» Stated problem: Collect all lines below with the string "older".

Stored entries:
+++++
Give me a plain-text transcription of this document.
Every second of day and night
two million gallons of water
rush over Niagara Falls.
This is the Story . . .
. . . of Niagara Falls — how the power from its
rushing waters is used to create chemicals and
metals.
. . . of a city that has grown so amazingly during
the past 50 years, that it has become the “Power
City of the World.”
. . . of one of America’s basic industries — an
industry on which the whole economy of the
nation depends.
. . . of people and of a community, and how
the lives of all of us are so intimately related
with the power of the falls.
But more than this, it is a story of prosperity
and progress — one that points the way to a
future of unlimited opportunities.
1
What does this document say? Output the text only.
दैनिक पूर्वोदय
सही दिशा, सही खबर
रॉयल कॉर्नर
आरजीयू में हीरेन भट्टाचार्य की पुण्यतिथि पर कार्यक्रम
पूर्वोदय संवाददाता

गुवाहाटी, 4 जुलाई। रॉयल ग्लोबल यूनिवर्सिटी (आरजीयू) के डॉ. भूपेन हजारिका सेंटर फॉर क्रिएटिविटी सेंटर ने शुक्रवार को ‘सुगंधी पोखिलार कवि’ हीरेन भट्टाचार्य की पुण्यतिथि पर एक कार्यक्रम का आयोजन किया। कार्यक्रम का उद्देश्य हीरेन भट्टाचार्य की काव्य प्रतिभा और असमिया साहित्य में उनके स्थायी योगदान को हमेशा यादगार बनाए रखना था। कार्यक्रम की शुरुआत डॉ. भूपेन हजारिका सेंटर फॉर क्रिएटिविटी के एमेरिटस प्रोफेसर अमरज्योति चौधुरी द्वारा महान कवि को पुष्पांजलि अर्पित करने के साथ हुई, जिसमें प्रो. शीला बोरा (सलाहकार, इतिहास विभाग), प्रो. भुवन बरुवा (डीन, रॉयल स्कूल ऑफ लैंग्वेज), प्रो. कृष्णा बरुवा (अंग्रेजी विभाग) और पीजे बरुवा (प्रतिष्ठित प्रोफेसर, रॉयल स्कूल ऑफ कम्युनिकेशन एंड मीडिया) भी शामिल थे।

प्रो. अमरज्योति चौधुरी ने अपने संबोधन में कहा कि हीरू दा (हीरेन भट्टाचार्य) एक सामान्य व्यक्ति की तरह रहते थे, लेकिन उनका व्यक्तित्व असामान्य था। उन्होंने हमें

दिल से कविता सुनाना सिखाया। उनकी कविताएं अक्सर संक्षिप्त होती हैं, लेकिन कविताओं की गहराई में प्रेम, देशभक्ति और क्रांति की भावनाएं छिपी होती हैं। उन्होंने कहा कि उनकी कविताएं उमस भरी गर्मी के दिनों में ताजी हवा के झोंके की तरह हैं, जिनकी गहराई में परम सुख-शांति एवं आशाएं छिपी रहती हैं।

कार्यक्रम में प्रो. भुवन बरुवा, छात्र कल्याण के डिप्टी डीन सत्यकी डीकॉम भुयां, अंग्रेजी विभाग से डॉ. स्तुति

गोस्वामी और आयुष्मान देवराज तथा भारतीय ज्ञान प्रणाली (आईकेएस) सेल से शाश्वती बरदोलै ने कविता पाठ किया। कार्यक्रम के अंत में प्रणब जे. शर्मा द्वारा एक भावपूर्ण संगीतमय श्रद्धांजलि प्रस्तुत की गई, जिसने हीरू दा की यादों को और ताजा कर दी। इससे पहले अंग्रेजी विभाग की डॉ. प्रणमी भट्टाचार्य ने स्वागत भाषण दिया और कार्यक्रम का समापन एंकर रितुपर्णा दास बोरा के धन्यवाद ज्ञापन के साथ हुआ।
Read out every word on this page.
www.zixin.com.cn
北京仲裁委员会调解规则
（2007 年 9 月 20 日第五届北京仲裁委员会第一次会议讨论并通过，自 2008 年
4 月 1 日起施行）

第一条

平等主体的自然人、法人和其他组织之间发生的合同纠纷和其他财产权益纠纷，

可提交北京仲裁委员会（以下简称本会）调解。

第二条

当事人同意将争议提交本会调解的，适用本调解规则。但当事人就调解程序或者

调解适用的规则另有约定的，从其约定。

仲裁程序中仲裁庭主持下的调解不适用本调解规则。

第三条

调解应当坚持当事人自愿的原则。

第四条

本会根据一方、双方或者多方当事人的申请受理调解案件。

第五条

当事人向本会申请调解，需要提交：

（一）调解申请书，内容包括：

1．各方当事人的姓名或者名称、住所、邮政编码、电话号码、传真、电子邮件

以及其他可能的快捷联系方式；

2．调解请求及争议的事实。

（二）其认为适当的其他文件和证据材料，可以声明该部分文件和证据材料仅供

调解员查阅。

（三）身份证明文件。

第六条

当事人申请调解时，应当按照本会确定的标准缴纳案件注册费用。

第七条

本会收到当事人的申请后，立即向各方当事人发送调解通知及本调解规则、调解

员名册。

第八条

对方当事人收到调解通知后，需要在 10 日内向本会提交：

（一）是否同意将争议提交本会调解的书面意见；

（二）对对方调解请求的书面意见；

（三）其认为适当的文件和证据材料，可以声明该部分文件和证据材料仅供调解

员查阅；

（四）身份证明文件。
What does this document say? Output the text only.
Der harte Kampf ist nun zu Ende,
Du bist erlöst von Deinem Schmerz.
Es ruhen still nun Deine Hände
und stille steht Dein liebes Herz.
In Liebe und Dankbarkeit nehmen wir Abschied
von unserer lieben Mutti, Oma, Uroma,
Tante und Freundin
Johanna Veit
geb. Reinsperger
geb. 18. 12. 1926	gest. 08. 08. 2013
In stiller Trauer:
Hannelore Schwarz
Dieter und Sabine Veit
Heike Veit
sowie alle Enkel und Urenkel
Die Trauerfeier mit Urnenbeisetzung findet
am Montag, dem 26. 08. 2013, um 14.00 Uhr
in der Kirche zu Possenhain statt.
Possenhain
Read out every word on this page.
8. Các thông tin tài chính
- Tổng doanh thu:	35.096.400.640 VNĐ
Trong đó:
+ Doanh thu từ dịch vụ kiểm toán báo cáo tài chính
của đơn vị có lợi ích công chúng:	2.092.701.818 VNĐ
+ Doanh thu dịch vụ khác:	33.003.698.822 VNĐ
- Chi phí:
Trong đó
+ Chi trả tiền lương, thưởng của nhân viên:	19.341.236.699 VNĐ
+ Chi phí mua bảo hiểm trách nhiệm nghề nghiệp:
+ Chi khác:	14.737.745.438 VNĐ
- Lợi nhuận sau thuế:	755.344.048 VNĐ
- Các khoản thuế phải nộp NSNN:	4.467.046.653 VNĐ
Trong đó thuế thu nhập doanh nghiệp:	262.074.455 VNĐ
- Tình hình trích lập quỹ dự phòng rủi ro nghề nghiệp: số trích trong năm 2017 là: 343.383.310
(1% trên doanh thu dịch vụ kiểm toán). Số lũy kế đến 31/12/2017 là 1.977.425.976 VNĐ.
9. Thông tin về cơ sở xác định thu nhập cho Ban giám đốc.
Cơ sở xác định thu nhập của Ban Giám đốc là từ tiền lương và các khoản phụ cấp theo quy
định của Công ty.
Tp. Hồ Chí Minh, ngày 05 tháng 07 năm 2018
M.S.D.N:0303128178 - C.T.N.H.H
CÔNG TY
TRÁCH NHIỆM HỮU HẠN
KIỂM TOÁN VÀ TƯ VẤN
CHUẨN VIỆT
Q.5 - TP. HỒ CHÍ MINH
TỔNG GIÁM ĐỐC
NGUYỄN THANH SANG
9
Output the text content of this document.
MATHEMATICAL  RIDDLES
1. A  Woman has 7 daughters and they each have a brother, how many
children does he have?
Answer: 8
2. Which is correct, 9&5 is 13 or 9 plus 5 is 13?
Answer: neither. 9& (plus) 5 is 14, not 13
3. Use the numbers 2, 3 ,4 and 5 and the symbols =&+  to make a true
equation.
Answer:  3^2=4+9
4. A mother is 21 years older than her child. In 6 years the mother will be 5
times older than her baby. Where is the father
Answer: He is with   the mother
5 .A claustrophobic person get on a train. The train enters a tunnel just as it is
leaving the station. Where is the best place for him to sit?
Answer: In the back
+++++
» Solution to this exercise:
4. A mother is 21 years older than her child. In 6 years the mother will be 5
times older than her baby. Where is the father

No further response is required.